+++ Dataset rows +++

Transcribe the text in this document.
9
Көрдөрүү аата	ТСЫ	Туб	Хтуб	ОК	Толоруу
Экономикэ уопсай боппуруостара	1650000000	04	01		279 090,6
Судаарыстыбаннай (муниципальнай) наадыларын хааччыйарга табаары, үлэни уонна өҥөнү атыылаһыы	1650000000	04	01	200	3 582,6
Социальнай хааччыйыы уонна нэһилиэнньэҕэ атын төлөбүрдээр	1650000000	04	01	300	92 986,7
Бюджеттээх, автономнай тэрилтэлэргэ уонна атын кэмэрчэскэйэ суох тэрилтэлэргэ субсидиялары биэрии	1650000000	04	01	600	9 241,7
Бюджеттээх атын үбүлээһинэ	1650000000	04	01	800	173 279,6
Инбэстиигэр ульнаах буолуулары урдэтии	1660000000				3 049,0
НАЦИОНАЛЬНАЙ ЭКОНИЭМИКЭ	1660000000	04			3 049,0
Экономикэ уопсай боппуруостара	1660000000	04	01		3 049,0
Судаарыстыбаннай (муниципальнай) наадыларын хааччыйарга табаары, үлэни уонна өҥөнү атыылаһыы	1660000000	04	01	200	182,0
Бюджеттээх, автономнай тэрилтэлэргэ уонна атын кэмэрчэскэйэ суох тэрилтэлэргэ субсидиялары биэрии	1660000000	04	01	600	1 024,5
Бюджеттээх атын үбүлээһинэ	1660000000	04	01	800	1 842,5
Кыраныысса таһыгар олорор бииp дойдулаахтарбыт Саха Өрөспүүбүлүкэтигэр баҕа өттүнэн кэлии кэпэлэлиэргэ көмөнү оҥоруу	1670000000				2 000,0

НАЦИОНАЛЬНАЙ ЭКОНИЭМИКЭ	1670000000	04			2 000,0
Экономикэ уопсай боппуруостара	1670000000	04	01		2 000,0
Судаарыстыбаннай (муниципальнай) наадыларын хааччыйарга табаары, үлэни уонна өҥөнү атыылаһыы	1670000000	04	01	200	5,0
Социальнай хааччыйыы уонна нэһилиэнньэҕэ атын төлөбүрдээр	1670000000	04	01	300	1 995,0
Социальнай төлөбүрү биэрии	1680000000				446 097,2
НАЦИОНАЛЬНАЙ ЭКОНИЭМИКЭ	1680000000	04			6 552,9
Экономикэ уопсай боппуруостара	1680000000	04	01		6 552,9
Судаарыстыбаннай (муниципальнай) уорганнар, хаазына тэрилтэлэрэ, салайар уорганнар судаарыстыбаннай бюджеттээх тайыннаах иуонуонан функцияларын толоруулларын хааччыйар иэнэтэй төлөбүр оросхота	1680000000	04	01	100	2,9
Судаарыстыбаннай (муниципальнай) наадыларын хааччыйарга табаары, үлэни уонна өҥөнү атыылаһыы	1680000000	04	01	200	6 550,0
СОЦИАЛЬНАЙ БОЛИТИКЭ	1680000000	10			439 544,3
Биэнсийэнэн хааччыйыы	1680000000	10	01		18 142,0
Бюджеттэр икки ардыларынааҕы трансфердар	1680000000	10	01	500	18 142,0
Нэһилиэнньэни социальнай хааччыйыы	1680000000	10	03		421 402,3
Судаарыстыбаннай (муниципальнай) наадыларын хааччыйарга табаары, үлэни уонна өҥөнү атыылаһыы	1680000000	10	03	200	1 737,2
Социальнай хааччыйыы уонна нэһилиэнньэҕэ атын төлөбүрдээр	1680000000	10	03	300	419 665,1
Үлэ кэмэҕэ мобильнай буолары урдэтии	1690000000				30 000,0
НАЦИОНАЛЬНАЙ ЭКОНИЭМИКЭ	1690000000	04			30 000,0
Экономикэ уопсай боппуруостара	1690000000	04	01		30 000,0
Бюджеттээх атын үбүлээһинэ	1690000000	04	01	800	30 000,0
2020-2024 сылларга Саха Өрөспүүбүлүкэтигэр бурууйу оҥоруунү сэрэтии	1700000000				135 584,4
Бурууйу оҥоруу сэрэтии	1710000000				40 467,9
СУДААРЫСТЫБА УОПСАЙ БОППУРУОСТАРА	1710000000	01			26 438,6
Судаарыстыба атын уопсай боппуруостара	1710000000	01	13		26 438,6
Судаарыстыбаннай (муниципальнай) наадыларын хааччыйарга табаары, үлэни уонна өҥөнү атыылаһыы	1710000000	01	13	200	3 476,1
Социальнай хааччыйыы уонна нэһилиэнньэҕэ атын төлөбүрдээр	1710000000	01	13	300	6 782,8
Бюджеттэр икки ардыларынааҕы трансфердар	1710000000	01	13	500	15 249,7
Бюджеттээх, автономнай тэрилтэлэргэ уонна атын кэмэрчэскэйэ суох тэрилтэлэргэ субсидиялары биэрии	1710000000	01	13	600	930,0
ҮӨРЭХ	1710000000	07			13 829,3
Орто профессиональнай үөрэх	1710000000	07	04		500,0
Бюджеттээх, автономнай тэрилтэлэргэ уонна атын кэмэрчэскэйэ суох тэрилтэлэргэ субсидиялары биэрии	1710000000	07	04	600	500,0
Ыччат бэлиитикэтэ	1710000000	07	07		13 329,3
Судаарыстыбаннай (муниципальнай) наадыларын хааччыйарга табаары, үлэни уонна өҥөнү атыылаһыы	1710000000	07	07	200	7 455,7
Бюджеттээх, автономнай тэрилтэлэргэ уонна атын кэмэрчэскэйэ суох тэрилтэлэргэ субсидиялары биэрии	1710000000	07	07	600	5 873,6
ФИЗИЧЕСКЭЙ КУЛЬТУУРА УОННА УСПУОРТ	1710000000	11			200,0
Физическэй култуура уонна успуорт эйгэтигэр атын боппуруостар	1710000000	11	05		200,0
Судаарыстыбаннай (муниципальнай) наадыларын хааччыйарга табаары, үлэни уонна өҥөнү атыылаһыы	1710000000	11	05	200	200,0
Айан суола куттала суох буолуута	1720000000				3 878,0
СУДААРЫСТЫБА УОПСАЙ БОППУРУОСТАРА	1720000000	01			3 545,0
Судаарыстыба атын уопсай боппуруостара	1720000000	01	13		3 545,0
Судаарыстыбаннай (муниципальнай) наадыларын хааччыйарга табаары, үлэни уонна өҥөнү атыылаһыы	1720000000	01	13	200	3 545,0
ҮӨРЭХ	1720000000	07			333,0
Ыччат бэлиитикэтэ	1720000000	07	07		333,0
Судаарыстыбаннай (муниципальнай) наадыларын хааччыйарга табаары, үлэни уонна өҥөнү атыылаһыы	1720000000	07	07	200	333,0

+++

Instruction
Each line of the material should be duplicated exactly, please.

Solved problem
Transcribe the text in this document.
9
Көрдөрүү аата	ТСЫ	Туб	Хтуб	ОК	Толоруу
Экономикэ уопсай боппуруостара	1650000000	04	01		279 090,6
Судаарыстыбаннай (муниципальнай) наадыларын хааччыйарга табаары, үлэни уонна өҥөнү атыылаһыы	1650000000	04	01	200	3 582,6
Социальнай хааччыйыы уонна нэһилиэнньэҕэ атын төлөбүрдээр	1650000000	04	01	300	92 986,7
Бюджеттээх, автономнай тэрилтэлэргэ уонна атын кэмэрчэскэйэ суох тэрилтэлэргэ субсидиялары биэрии	1650000000	04	01	600	9 241,7
Бюджеттээх атын үбүлээһинэ	1650000000	04	01	800	173 279,6
Инбэстиигэр ульнаах буолуулары урдэтии	1660000000				3 049,0
НАЦИОНАЛЬНАЙ ЭКОНИЭМИКЭ	1660000000	04			3 049,0
Экономикэ уопсай боппуруостара	1660000000	04	01		3 049,0
Судаарыстыбаннай (муниципальнай) наадыларын хааччыйарга табаары, үлэни уонна өҥөнү атыылаһыы	1660000000	04	01	200	182,0
Бюджеттээх, автономнай тэрилтэлэргэ уонна атын кэмэрчэскэйэ суох тэрилтэлэргэ субсидиялары биэрии	1660000000	04	01	600	1 024,5
Бюджеттээх атын үбүлээһинэ	1660000000	04	01	800	1 842,5
Кыраныысса таһыгар олорор бииp дойдулаахтарбыт Саха Өрөспүүбүлүкэтигэр баҕа өттүнэн кэлии кэпэлэлиэргэ көмөнү оҥоруу	1670000000				2 000,0

НАЦИОНАЛЬНАЙ ЭКОНИЭМИКЭ	1670000000	04			2 000,0
Экономикэ уопсай боппуруостара	1670000000	04	01		2 000,0
Судаарыстыбаннай (муниципальнай) наадыларын хааччыйарга табаары, үлэни уонна өҥөнү атыылаһыы	1670000000	04	01	200	5,0
Социальнай хааччыйыы уонна нэһилиэнньэҕэ атын төлөбүрдээр	1670000000	04	01	300	1 995,0
Социальнай төлөбүрү биэрии	1680000000				446 097,2
НАЦИОНАЛЬНАЙ ЭКОНИЭМИКЭ	1680000000	04			6 552,9
Экономикэ уопсай боппуруостара	1680000000	04	01		6 552,9
Судаарыстыбаннай (муниципальнай) уорганнар, хаазына тэрилтэлэрэ, салайар уорганнар судаарыстыбаннай бюджеттээх тайыннаах иуонуонан функцияларын толоруулларын хааччыйар иэнэтэй төлөбүр оросхота	1680000000	04	01	100	2,9
Судаарыстыбаннай (муниципальнай) наадыларын хааччыйарга табаары, үлэни уонна өҥөнү атыылаһыы	1680000000	04	01	200	6 550,0
СОЦИАЛЬНАЙ БОЛИТИКЭ	1680000000	10			439 544,3
Биэнсийэнэн хааччыйыы	1680000000	10	01		18 142,0
Бюджеттэр икки ардыларынааҕы трансфердар	1680000000	10	01	500	18 142,0
Нэһилиэнньэни социальнай хааччыйыы	1680000000	10	03		421 402,3
Судаарыстыбаннай (муниципальнай) наадыларын хааччыйарга табаары, үлэни уонна өҥөнү атыылаһыы	1680000000	10	03	200	1 737,2
Социальнай хааччыйыы уонна нэһилиэнньэҕэ атын төлөбүрдээр	1680000000	10	03	300	419 665,1
Үлэ кэмэҕэ мобильнай буолары урдэтии	1690000000				30 000,0
НАЦИОНАЛЬНАЙ ЭКОНИЭМИКЭ	1690000000	04			30 000,0
Экономикэ уопсай боппуруостара	1690000000	04	01		30 000,0
Бюджеттээх атын үбүлээһинэ	1690000000	04	01	800	30 000,0
2020-2024 сылларга Саха Өрөспүүбүлүкэтигэр бурууйу оҥоруунү сэрэтии	1700000000				135 584,4
Бурууйу оҥоруу сэрэтии	1710000000				40 467,9
СУДААРЫСТЫБА УОПСАЙ БОППУРУОСТАРА	1710000000	01			26 438,6
Судаарыстыба атын уопсай боппуруостара	1710000000	01	13		26 438,6
Судаарыстыбаннай (муниципальнай) наадыларын хааччыйарга табаары, үлэни уонна өҥөнү атыылаһыы	1710000000	01	13	200	3 476,1
Социальнай хааччыйыы уонна нэһилиэнньэҕэ атын төлөбүрдээр	1710000000	01	13	300	6 782,8
Бюджеттэр икки ардыларынааҕы трансфердар	1710000000	01	13	500	15 249,7
Бюджеттээх, автономнай тэрилтэлэргэ уонна атын кэмэрчэскэйэ суох тэрилтэлэргэ субсидиялары биэрии	1710000000	01	13	600	930,0
ҮӨРЭХ	1710000000	07			13 829,3
Орто профессиональнай үөрэх	1710000000	07	04		500,0
Бюджеттээх, автономнай тэрилтэлэргэ уонна атын кэмэрчэскэйэ суох тэрилтэлэргэ субсидиялары биэрии	1710000000	07	04	600	500,0
Ыччат бэлиитикэтэ	1710000000	07	07		13 329,3
Судаарыстыбаннай (муниципальнай) наадыларын хааччыйарга табаары, үлэни уонна өҥөнү атыылаһыы	1710000000	07	07	200	7 455,7
Бюджеттээх, автономнай тэрилтэлэргэ уонна атын кэмэрчэскэйэ суох тэрилтэлэргэ субсидиялары биэрии	1710000000	07	07	600	5 873,6
ФИЗИЧЕСКЭЙ КУЛЬТУУРА УОННА УСПУОРТ	1710000000	11			200,0
Физическэй култуура уонна успуорт эйгэтигэр атын боппуруостар	1710000000	11	05		200,0
Судаарыстыбаннай (муниципальнай) наадыларын хааччыйарга табаары, үлэни уонна өҥөнү атыылаһыы	1710000000	11	05	200	200,0
Айан суола куттала суох буолуута	1720000000				3 878,0
СУДААРЫСТЫБА УОПСАЙ БОППУРУОСТАРА	1720000000	01			3 545,0
Судаарыстыба атын уопсай боппуруостара	1720000000	01	13		3 545,0
Судаарыстыбаннай (муниципальнай) наадыларын хааччыйарга табаары, үлэни уонна өҥөнү атыылаһыы	1720000000	01	13	200	3 545,0
ҮӨРЭХ	1720000000	07			333,0
Ыччат бэлиитикэтэ	1720000000	07	07		333,0
Судаарыстыбаннай (муниципальнай) наадыларын хааччыйарга табаары, үлэни уонна өҥөнү атыылаһыы	1720000000	07	07	200	333,0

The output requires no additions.